## Records supplied
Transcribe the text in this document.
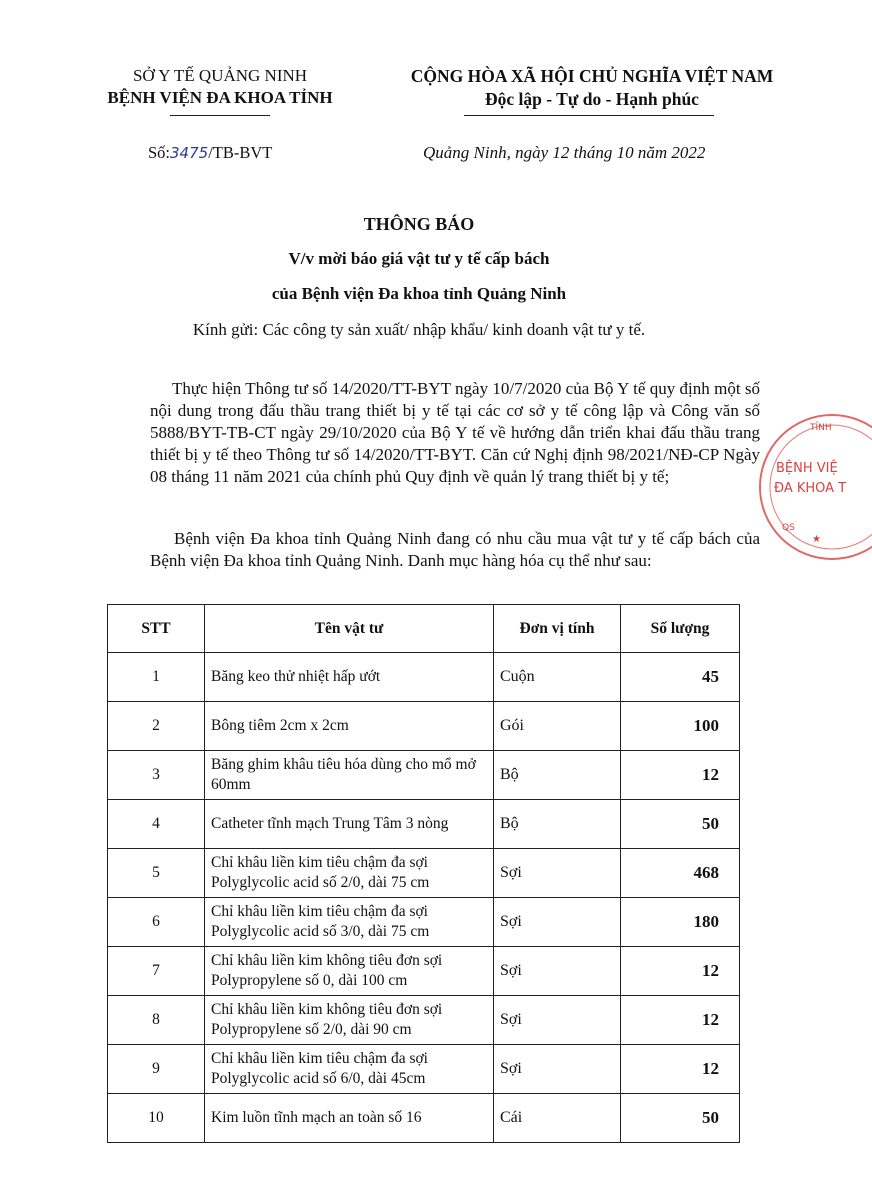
SỞ Y TẾ QUẢNG NINH
BỆNH VIỆN ĐA KHOA TỈNH
CỘNG HÒA XÃ HỘI CHỦ NGHĨA VIỆT NAM
Độc lập - Tự do - Hạnh phúc
Số:3475/TB-BVT	Quảng Ninh, ngày 12 tháng 10 năm 2022
THÔNG BÁO
V/v mời báo giá vật tư y tế cấp bách
của Bệnh viện Đa khoa tỉnh Quảng Ninh
Kính gửi: Các công ty sản xuất/ nhập khẩu/ kinh doanh vật tư y tế.
Thực hiện Thông tư số 14/2020/TT-BYT ngày 10/7/2020 của Bộ Y tế quy định một số nội dung trong đấu thầu trang thiết bị y tế tại các cơ sở y tế công lập và Công văn số 5888/BYT-TB-CT ngày 29/10/2020 của Bộ Y tế về hướng dẫn triển khai đấu thầu trang thiết bị y tế theo Thông tư số 14/2020/TT-BYT. Căn cứ Nghị định 98/2021/NĐ-CP Ngày 08 tháng 11 năm 2021 của chính phủ Quy định về quản lý trang thiết bị y tế;
Bệnh viện Đa khoa tỉnh Quảng Ninh đang có nhu cầu mua vật tư y tế cấp bách của Bệnh viện Đa khoa tỉnh Quảng Ninh. Danh mục hàng hóa cụ thể như sau:
TỈNH
BỆNH VIỆ
ĐA KHOA T
QS
★
STT	Tên vật tư	Đơn vị tính	Số lượng
1	Băng keo thử nhiệt hấp ướt	Cuộn	45
2	Bông tiêm 2cm x 2cm	Gói	100
3	Băng ghim khâu tiêu hóa dùng cho mổ mở 60mm	Bộ	12
4	Catheter tĩnh mạch Trung Tâm 3 nòng	Bộ	50
5	Chỉ khâu liền kim tiêu chậm đa sợi Polyglycolic acid số 2/0, dài 75 cm	Sợi	468
6	Chỉ khâu liền kim tiêu chậm đa sợi Polyglycolic acid số 3/0, dài 75 cm	Sợi	180
7	Chỉ khâu liền kim không tiêu đơn sợi Polypropylene số 0, dài 100 cm	Sợi	12
8	Chỉ khâu liền kim không tiêu đơn sợi Polypropylene số 2/0, dài 90 cm	Sợi	12
9	Chỉ khâu liền kim tiêu chậm đa sợi Polyglycolic acid số 6/0, dài 45cm	Sợi	12
10	Kim luồn tĩnh mạch an toàn số 16	Cái	50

## Exercise brief
Reproduce the entries above exactly. Do not include the images.

## Answer for the task
Transcribe the text in this document.
SỞ Y TẾ QUẢNG NINH
BỆNH VIỆN ĐA KHOA TỈNH
CỘNG HÒA XÃ HỘI CHỦ NGHĨA VIỆT NAM
Độc lập - Tự do - Hạnh phúc
Số:3475/TB-BVT	Quảng Ninh, ngày 12 tháng 10 năm 2022
THÔNG BÁO
V/v mời báo giá vật tư y tế cấp bách
của Bệnh viện Đa khoa tỉnh Quảng Ninh
Kính gửi: Các công ty sản xuất/ nhập khẩu/ kinh doanh vật tư y tế.
Thực hiện Thông tư số 14/2020/TT-BYT ngày 10/7/2020 của Bộ Y tế quy định một số nội dung trong đấu thầu trang thiết bị y tế tại các cơ sở y tế công lập và Công văn số 5888/BYT-TB-CT ngày 29/10/2020 của Bộ Y tế về hướng dẫn triển khai đấu thầu trang thiết bị y tế theo Thông tư số 14/2020/TT-BYT. Căn cứ Nghị định 98/2021/NĐ-CP Ngày 08 tháng 11 năm 2021 của chính phủ Quy định về quản lý trang thiết bị y tế;
Bệnh viện Đa khoa tỉnh Quảng Ninh đang có nhu cầu mua vật tư y tế cấp bách của Bệnh viện Đa khoa tỉnh Quảng Ninh. Danh mục hàng hóa cụ thể như sau:
TỈNH
BỆNH VIỆ
ĐA KHOA T
QS
★
STT	Tên vật tư	Đơn vị tính	Số lượng
1	Băng keo thử nhiệt hấp ướt	Cuộn	45
2	Bông tiêm 2cm x 2cm	Gói	100
3	Băng ghim khâu tiêu hóa dùng cho mổ mở 60mm	Bộ	12
4	Catheter tĩnh mạch Trung Tâm 3 nòng	Bộ	50
5	Chỉ khâu liền kim tiêu chậm đa sợi Polyglycolic acid số 2/0, dài 75 cm	Sợi	468
6	Chỉ khâu liền kim tiêu chậm đa sợi Polyglycolic acid số 3/0, dài 75 cm	Sợi	180
7	Chỉ khâu liền kim không tiêu đơn sợi Polypropylene số 0, dài 100 cm	Sợi	12
8	Chỉ khâu liền kim không tiêu đơn sợi Polypropylene số 2/0, dài 90 cm	Sợi	12
9	Chỉ khâu liền kim tiêu chậm đa sợi Polyglycolic acid số 6/0, dài 45cm	Sợi	12
10	Kim luồn tĩnh mạch an toàn số 16	Cái	50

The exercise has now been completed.